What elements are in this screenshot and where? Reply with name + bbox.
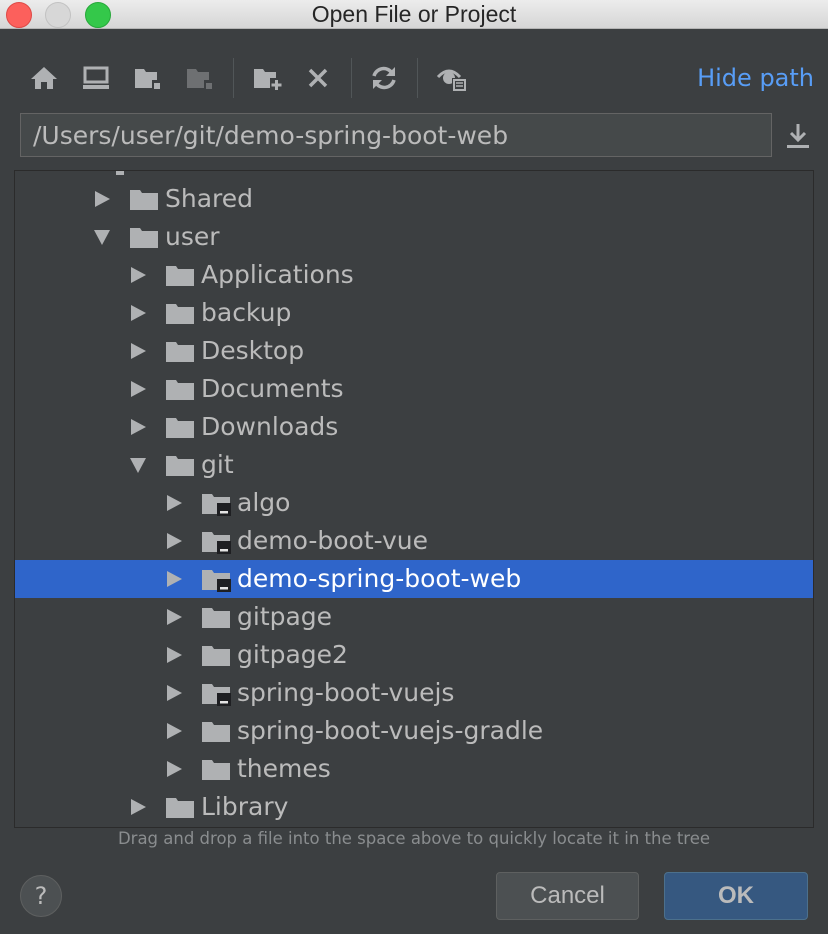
tree-item-label: spring-boot-vuejs-gradle — [237, 716, 544, 745]
collapsed-arrow-icon[interactable] — [165, 646, 183, 664]
vcs-folder-icon — [201, 492, 231, 516]
tree-row[interactable]: algo — [15, 484, 813, 522]
tree-item-label: git — [201, 450, 234, 479]
project-folder-icon[interactable] — [132, 60, 164, 96]
folder-icon — [165, 796, 195, 820]
tree-row[interactable]: Desktop — [15, 332, 813, 370]
collapsed-arrow-icon[interactable] — [129, 342, 147, 360]
tree-item-label: user — [165, 222, 220, 251]
collapsed-arrow-icon[interactable] — [165, 532, 183, 550]
folder-icon — [201, 758, 231, 782]
tree-row[interactable]: demo-spring-boot-web — [15, 560, 813, 598]
tree-item-label: demo-spring-boot-web — [237, 564, 522, 593]
collapsed-arrow-icon[interactable] — [129, 418, 147, 436]
collapsed-arrow-icon[interactable] — [165, 760, 183, 778]
vcs-folder-icon — [201, 530, 231, 554]
tree-row[interactable]: Library — [15, 788, 813, 826]
tree-item-label: algo — [237, 488, 291, 517]
tree-item-label: gitpage — [237, 602, 333, 631]
tree-row[interactable]: spring-boot-vuejs — [15, 674, 813, 712]
tree-item-label: gitpage2 — [237, 640, 348, 669]
tree-item-label: Desktop — [201, 336, 305, 365]
tree-row[interactable]: Applications — [15, 256, 813, 294]
tree-row[interactable]: spring-boot-vuejs-gradle — [15, 712, 813, 750]
tree-row[interactable]: gitpage2 — [15, 636, 813, 674]
tree-item-label: Shared — [165, 184, 254, 213]
collapsed-arrow-icon[interactable] — [165, 494, 183, 512]
collapsed-arrow-icon[interactable] — [165, 684, 183, 702]
folder-icon — [201, 606, 231, 630]
path-field[interactable]: /Users/user/git/demo-spring-boot-web — [20, 113, 772, 157]
collapsed-arrow-icon[interactable] — [129, 266, 147, 284]
collapsed-arrow-icon[interactable] — [129, 798, 147, 816]
tree-item-label: backup — [201, 298, 292, 327]
refresh-icon[interactable] — [368, 60, 400, 96]
tree-row[interactable]: user — [15, 218, 813, 256]
cancel-button[interactable]: Cancel — [496, 872, 639, 920]
tree-item-label: spring-boot-vuejs — [237, 678, 455, 707]
path-field-value: /Users/user/git/demo-spring-boot-web — [33, 121, 509, 150]
folder-icon — [165, 302, 195, 326]
folder-icon — [165, 416, 195, 440]
expanded-arrow-icon[interactable] — [129, 456, 147, 474]
help-button[interactable]: ? — [20, 875, 62, 917]
delete-icon[interactable] — [302, 60, 334, 96]
tree-item-label: Downloads — [201, 412, 339, 441]
folder-icon — [201, 720, 231, 744]
folder-icon — [165, 454, 195, 478]
folder-icon — [165, 378, 195, 402]
file-tree[interactable]: Shared user Applications backup Desktop Docum… — [14, 170, 814, 828]
tree-item-label: Applications — [201, 260, 354, 289]
folder-icon — [129, 226, 159, 250]
tree-item-label: Library — [201, 792, 289, 821]
tree-row[interactable]: Downloads — [15, 408, 813, 446]
toolbar: Hide path — [0, 50, 828, 106]
expanded-arrow-icon[interactable] — [93, 228, 111, 246]
vcs-folder-icon — [201, 568, 231, 592]
download-icon[interactable] — [784, 120, 812, 152]
folder-icon — [129, 188, 159, 212]
collapsed-arrow-icon[interactable] — [165, 570, 183, 588]
show-hidden-icon[interactable] — [436, 60, 468, 96]
tree-row[interactable]: backup — [15, 294, 813, 332]
hide-path-link[interactable]: Hide path — [697, 64, 814, 92]
folder-icon — [201, 644, 231, 668]
tree-item-label: themes — [237, 754, 331, 783]
tree-row[interactable]: git — [15, 446, 813, 484]
collapsed-arrow-icon[interactable] — [165, 722, 183, 740]
desktop-icon[interactable] — [80, 60, 112, 96]
vcs-folder-icon — [201, 682, 231, 706]
new-folder-icon[interactable] — [252, 60, 284, 96]
ok-button[interactable]: OK — [664, 872, 808, 920]
tree-item-label: demo-boot-vue — [237, 526, 429, 555]
folder-icon — [165, 264, 195, 288]
tree-row[interactable]: Documents — [15, 370, 813, 408]
tree-row[interactable]: Shared — [15, 180, 813, 218]
collapsed-arrow-icon[interactable] — [165, 608, 183, 626]
title-bar: Open File or Project — [0, 0, 828, 29]
collapsed-arrow-icon[interactable] — [129, 304, 147, 322]
folder-icon — [165, 340, 195, 364]
home-icon[interactable] — [28, 60, 60, 96]
collapsed-arrow-icon[interactable] — [93, 190, 111, 208]
collapsed-arrow-icon[interactable] — [129, 380, 147, 398]
tree-row[interactable]: themes — [15, 750, 813, 788]
tree-row[interactable]: demo-boot-vue — [15, 522, 813, 560]
drag-drop-hint: Drag and drop a file into the space abov… — [117, 829, 711, 848]
window-title: Open File or Project — [311, 1, 517, 27]
module-folder-icon[interactable] — [184, 60, 216, 96]
tree-row[interactable]: gitpage — [15, 598, 813, 636]
tree-item-label: Documents — [201, 374, 344, 403]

§ **Exercise instructions**: Could you copy out, unchanged, the part of the material that opens with the line containing "tree-item-label: spring-boot-vuejs-gradle —" and closes with the line containing "tree-item-label: gitpage2 —", both of those lines included?

§ **Response below**:
tree-item-label: spring-boot-vuejs-gradle — [237, 716, 544, 745]
collapsed-arrow-icon[interactable] — [165, 646, 183, 664]
vcs-folder-icon — [201, 492, 231, 516]
tree-row[interactable]: algo — [15, 484, 813, 522]
tree-item-label: git — [201, 450, 234, 479]
project-folder-icon[interactable] — [132, 60, 164, 96]
folder-icon — [165, 796, 195, 820]
tree-row[interactable]: Desktop — [15, 332, 813, 370]
collapsed-arrow-icon[interactable] — [129, 342, 147, 360]
tree-item-label: user — [165, 222, 220, 251]
collapsed-arrow-icon[interactable] — [165, 532, 183, 550]
folder-icon — [201, 758, 231, 782]
tree-row[interactable]: demo-spring-boot-web — [15, 560, 813, 598]
tree-item-label: demo-spring-boot-web — [237, 564, 522, 593]
collapsed-arrow-icon[interactable] — [129, 418, 147, 436]
collapsed-arrow-icon[interactable] — [165, 760, 183, 778]
vcs-folder-icon — [201, 530, 231, 554]
tree-row[interactable]: Library — [15, 788, 813, 826]
tree-item-label: algo — [237, 488, 291, 517]
tree-item-label: gitpage — [237, 602, 333, 631]
tree-row[interactable]: spring-boot-vuejs — [15, 674, 813, 712]
tree-item-label: gitpage2 — [237, 640, 348, 669]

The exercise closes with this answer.